> **SHORT PROBLEM**:
Reproduce the listing below word for word, with no pictures.

Collection entries:
________________
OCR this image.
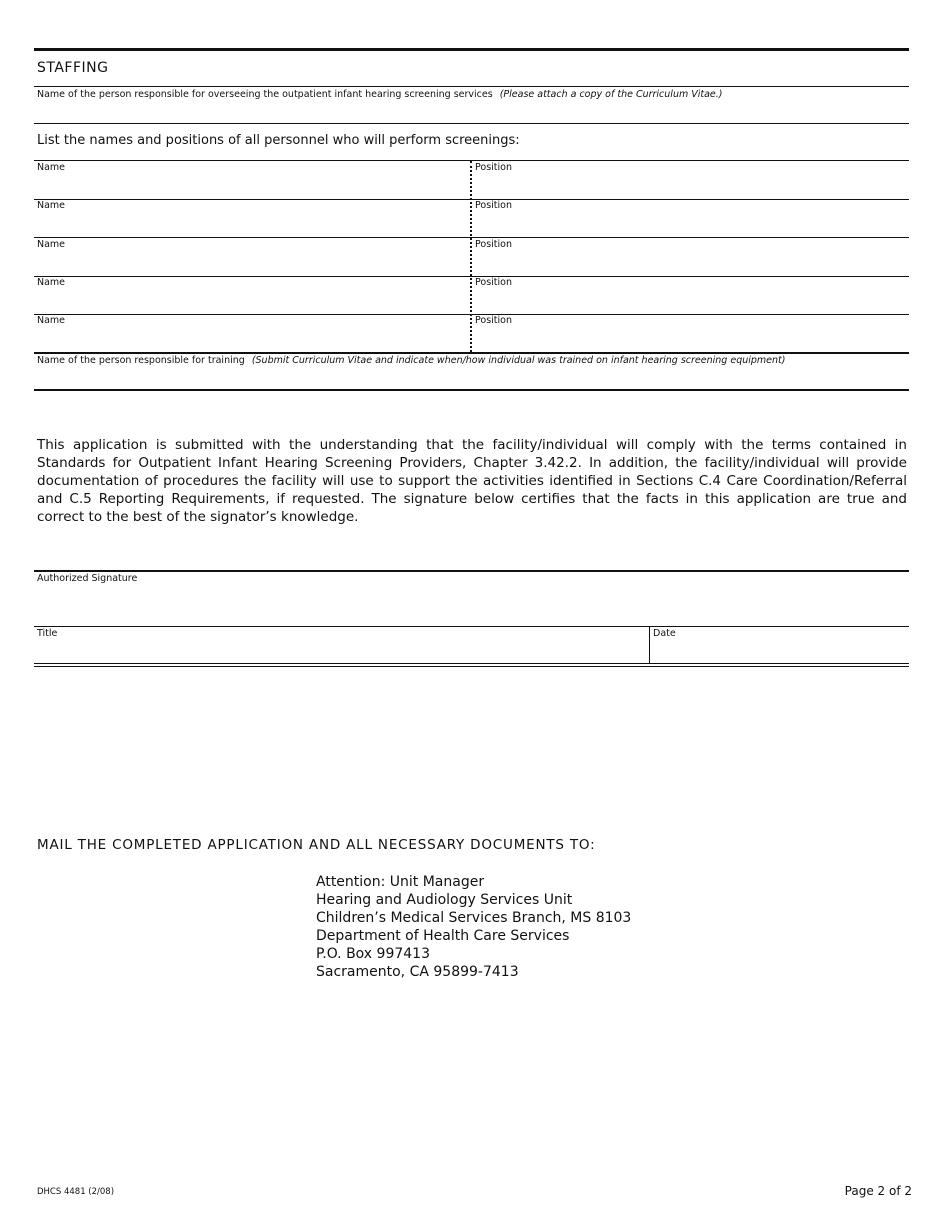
STAFFING
Name of the person responsible for overseeing the outpatient infant hearing screening services (Please attach a copy of the Curriculum Vitae.)
List the names and positions of all personnel who will perform screenings:
Name	Position
Name	Position
Name	Position
Name	Position
Name	Position
Name of the person responsible for training (Submit Curriculum Vitae and indicate when/how individual was trained on infant hearing screening equipment)
This application is submitted with the understanding that the facility/individual will comply with the terms contained in Standards for Outpatient Infant Hearing Screening Providers, Chapter 3.42.2. In addition, the facility/individual will provide documentation of procedures the facility will use to support the activities identified in Sections C.4 Care Coordination/Referral and C.5 Reporting Requirements, if requested. The signature below certifies that the facts in this application are true and correct to the best of the signator’s knowledge.
Authorized Signature
Title	Date
MAIL THE COMPLETED APPLICATION AND ALL NECESSARY DOCUMENTS TO:
Attention: Unit Manager
Hearing and Audiology Services Unit
Children’s Medical Services Branch, MS 8103
Department of Health Care Services
P.O. Box 997413
Sacramento, CA 95899-7413
DHCS 4481 (2/08)	Page 2 of 2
________________
> **EXERCISE RESULT**:
OCR this image.
STAFFING
Name of the person responsible for overseeing the outpatient infant hearing screening services (Please attach a copy of the Curriculum Vitae.)
List the names and positions of all personnel who will perform screenings:
Name	Position
Name	Position
Name	Position
Name	Position
Name	Position
Name of the person responsible for training (Submit Curriculum Vitae and indicate when/how individual was trained on infant hearing screening equipment)
This application is submitted with the understanding that the facility/individual will comply with the terms contained in Standards for Outpatient Infant Hearing Screening Providers, Chapter 3.42.2. In addition, the facility/individual will provide documentation of procedures the facility will use to support the activities identified in Sections C.4 Care Coordination/Referral and C.5 Reporting Requirements, if requested. The signature below certifies that the facts in this application are true and correct to the best of the signator’s knowledge.
Authorized Signature
Title	Date
MAIL THE COMPLETED APPLICATION AND ALL NECESSARY DOCUMENTS TO:
Attention: Unit Manager
Hearing and Audiology Services Unit
Children’s Medical Services Branch, MS 8103
Department of Health Care Services
P.O. Box 997413
Sacramento, CA 95899-7413
DHCS 4481 (2/08)	Page 2 of 2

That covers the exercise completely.